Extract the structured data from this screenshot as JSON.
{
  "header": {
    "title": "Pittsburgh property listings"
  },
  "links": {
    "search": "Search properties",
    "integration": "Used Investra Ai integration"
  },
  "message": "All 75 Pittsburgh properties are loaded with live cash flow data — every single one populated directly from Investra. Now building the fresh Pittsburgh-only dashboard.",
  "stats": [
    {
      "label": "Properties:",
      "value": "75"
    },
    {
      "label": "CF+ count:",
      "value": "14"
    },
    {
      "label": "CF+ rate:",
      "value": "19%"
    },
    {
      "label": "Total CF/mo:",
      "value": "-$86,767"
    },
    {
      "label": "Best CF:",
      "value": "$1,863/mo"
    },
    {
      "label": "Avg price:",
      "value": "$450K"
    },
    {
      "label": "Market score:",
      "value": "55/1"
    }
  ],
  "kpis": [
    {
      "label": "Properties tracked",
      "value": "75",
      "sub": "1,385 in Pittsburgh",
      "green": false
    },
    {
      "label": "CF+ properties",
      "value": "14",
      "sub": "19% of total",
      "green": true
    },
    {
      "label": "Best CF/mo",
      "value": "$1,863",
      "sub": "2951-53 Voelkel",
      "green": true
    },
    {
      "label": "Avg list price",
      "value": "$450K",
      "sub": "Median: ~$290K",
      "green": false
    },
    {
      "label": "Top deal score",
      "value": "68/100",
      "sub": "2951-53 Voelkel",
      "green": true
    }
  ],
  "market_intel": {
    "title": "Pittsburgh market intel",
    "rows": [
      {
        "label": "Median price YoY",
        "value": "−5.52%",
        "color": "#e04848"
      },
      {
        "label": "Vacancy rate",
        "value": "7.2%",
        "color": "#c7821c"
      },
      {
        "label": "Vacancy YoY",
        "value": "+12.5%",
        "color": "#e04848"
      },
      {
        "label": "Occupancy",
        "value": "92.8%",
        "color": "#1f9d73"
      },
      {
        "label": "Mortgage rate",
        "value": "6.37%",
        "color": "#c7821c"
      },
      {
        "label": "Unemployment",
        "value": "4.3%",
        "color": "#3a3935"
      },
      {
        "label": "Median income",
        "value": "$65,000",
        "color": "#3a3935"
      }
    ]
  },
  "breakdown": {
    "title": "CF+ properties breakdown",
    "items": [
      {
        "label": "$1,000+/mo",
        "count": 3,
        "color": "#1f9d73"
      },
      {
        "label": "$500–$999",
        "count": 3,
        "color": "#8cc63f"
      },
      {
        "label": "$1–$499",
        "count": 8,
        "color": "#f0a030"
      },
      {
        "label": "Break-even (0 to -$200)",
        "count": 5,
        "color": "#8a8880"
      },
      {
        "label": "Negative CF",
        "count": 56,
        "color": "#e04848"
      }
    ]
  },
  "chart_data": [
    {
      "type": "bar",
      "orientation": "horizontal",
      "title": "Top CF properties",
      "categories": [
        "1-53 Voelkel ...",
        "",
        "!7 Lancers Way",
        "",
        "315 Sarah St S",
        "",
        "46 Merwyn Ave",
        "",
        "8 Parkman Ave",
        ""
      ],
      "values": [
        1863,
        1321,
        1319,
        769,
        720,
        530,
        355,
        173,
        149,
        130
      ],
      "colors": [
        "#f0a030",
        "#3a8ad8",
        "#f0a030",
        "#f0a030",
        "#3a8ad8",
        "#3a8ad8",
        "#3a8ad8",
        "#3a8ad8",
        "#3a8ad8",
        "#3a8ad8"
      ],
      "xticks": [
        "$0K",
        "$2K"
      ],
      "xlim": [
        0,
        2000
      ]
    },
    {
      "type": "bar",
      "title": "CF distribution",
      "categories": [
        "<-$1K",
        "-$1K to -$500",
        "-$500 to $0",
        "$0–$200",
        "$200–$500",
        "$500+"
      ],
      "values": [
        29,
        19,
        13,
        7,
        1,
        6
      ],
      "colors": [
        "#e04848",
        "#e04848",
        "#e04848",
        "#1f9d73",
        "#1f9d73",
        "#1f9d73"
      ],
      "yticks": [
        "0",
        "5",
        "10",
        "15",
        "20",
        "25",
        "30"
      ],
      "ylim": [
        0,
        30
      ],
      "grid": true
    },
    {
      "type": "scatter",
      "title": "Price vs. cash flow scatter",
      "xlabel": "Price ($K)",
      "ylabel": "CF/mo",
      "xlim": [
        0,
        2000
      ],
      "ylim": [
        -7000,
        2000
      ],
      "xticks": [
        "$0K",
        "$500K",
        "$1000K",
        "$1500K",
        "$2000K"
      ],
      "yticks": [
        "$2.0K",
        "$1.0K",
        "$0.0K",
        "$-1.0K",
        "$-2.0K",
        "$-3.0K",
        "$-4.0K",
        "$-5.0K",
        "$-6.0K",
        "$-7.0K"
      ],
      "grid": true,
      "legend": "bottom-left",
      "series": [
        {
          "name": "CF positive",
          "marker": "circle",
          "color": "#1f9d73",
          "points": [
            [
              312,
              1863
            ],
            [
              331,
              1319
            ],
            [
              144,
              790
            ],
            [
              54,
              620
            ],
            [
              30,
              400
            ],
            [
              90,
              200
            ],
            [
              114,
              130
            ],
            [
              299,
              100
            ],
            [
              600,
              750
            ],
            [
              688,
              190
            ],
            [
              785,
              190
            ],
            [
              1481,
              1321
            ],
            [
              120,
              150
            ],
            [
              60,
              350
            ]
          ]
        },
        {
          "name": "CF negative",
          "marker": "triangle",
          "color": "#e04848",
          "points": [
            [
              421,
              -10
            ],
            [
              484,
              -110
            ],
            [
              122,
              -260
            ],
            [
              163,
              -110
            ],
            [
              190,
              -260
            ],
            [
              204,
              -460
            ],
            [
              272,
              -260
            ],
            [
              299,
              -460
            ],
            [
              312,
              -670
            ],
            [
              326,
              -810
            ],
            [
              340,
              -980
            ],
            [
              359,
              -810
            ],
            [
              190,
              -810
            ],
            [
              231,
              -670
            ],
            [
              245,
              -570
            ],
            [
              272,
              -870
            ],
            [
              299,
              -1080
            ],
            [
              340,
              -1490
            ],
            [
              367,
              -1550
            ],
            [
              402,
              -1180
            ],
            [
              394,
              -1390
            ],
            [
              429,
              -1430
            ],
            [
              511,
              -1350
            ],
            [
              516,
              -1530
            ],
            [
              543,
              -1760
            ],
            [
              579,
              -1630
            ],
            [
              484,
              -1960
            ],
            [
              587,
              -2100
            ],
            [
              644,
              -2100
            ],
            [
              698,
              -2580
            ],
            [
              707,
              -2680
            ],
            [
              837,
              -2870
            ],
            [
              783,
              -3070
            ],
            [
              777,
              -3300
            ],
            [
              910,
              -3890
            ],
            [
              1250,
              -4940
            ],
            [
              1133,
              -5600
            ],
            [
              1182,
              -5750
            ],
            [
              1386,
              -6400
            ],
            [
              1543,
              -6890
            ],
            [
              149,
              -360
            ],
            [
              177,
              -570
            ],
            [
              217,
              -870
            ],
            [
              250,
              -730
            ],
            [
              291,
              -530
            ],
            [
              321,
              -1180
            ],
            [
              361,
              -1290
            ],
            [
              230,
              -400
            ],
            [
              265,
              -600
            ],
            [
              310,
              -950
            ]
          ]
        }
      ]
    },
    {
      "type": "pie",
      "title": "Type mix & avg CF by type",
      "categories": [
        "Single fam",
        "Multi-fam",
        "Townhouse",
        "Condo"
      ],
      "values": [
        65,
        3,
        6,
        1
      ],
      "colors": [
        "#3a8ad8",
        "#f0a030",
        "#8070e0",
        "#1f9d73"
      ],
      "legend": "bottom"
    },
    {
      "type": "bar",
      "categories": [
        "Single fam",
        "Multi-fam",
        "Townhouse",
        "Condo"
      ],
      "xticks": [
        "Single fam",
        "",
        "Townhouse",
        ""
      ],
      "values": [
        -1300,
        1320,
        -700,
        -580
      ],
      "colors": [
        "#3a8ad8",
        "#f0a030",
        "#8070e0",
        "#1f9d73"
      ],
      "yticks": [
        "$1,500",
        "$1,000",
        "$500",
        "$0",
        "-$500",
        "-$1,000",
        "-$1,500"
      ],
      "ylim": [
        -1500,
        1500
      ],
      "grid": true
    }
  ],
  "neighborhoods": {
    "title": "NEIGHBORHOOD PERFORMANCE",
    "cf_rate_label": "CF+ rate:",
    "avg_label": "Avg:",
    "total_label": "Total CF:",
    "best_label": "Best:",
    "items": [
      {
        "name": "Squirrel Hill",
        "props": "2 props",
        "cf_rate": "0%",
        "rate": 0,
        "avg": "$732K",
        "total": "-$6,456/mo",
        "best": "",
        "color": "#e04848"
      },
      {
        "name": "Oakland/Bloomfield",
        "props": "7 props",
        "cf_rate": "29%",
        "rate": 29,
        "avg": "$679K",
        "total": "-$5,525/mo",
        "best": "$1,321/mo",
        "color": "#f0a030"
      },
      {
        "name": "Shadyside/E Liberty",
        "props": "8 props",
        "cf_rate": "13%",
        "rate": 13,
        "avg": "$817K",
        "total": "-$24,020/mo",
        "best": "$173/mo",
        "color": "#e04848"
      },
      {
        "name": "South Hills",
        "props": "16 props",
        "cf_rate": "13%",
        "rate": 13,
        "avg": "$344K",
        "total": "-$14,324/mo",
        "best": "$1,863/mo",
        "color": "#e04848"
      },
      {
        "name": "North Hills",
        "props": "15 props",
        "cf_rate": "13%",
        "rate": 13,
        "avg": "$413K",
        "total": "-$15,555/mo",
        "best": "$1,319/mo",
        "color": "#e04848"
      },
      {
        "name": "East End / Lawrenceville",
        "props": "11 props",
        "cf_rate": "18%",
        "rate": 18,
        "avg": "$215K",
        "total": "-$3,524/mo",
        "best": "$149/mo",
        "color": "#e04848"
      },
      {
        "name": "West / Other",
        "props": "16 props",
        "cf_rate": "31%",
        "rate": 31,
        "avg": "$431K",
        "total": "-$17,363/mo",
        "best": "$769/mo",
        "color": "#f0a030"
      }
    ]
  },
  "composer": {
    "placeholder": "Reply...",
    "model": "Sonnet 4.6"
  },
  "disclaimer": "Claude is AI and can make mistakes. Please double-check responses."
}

+--

* Problem:
Copy in full each line that holds the word "Investra".

* Result for this exercise:
    "integration": "Used Investra Ai integration"
  "message": "All 75 Pittsburgh properties are loaded with live cash flow data — every single one populated directly from Investra. Now building the fresh Pittsburgh-only dashboard.",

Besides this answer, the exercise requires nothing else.